* Your goal *
List all the lines in these records that hold "organización".

^^^^^^^^^^^^^^^^

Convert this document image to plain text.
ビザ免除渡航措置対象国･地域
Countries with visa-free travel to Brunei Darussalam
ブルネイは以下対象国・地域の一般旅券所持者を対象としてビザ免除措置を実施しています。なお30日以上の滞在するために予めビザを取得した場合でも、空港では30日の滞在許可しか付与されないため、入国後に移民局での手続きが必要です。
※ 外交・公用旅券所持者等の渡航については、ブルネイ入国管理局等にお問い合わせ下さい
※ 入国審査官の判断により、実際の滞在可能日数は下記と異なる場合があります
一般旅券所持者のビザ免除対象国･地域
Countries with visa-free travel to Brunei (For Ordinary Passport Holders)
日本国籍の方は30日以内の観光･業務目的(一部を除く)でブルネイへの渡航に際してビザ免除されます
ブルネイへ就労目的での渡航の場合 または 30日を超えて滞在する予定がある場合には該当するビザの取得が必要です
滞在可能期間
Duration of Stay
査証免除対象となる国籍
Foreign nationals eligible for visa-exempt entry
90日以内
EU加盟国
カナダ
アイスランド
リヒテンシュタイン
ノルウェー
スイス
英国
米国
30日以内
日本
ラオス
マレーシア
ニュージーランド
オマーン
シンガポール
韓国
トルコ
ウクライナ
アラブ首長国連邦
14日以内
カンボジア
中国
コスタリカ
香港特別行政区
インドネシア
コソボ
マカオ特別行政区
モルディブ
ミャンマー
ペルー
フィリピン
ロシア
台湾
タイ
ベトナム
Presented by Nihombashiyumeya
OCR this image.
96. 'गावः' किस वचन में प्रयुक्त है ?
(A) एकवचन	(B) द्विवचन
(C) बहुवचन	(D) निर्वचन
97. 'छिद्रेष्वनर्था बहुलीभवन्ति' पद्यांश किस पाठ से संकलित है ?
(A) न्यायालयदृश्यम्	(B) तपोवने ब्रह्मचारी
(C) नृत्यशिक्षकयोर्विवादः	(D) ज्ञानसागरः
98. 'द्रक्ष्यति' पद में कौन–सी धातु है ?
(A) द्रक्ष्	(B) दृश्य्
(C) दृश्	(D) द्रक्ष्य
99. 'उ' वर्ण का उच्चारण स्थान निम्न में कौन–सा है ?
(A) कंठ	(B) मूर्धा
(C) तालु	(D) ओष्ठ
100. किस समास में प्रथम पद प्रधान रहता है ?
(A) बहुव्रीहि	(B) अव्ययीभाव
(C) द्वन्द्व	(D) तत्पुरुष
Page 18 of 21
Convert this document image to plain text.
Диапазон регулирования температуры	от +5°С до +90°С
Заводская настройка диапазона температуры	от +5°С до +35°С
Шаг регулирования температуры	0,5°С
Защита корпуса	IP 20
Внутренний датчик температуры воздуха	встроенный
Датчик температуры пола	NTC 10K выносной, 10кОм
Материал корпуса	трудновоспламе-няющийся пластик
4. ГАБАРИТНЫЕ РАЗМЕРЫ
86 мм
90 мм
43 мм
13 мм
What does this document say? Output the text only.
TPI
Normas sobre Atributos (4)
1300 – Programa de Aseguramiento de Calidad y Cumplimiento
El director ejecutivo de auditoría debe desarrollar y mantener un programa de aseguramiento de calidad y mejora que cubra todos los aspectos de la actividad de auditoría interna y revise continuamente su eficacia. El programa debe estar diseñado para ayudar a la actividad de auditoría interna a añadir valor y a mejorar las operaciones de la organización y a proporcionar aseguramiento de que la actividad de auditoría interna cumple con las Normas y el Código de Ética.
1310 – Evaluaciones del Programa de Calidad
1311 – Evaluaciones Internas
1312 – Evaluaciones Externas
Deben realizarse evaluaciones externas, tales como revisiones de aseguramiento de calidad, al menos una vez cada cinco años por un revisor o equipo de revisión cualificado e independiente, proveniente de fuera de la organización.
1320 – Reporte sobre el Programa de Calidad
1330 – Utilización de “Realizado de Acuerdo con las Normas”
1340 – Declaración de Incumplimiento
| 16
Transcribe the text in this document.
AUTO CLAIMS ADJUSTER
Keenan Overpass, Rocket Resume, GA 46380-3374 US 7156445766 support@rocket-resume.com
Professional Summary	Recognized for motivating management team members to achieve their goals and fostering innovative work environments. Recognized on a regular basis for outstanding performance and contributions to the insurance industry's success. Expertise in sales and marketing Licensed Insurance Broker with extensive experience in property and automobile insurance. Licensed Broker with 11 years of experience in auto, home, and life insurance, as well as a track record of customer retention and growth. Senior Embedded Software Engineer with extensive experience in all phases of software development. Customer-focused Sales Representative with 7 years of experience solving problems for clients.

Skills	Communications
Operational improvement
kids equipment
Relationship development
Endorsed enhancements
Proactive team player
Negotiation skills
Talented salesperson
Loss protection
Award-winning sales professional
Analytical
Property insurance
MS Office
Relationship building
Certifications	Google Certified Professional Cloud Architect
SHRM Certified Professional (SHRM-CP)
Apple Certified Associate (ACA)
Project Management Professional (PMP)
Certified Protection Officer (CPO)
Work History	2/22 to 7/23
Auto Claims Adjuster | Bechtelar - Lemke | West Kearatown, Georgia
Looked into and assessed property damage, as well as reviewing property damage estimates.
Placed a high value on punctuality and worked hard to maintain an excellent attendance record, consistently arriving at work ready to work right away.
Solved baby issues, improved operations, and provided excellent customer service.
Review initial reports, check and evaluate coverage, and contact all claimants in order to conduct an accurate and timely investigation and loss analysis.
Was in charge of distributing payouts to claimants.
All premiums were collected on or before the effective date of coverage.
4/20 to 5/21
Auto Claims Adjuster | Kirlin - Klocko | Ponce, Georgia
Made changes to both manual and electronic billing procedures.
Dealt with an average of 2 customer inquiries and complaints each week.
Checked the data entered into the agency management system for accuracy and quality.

^^^^^^^^^^^^^^^^

* Full response *
El director ejecutivo de auditoría debe desarrollar y mantener un programa de aseguramiento de calidad y mejora que cubra todos los aspectos de la actividad de auditoría interna y revise continuamente su eficacia. El programa debe estar diseñado para ayudar a la actividad de auditoría interna a añadir valor y a mejorar las operaciones de la organización y a proporcionar aseguramiento de que la actividad de auditoría interna cumple con las Normas y el Código de Ética.
Deben realizarse evaluaciones externas, tales como revisiones de aseguramiento de calidad, al menos una vez cada cinco años por un revisor o equipo de revisión cualificado e independiente, proveniente de fuera de la organización.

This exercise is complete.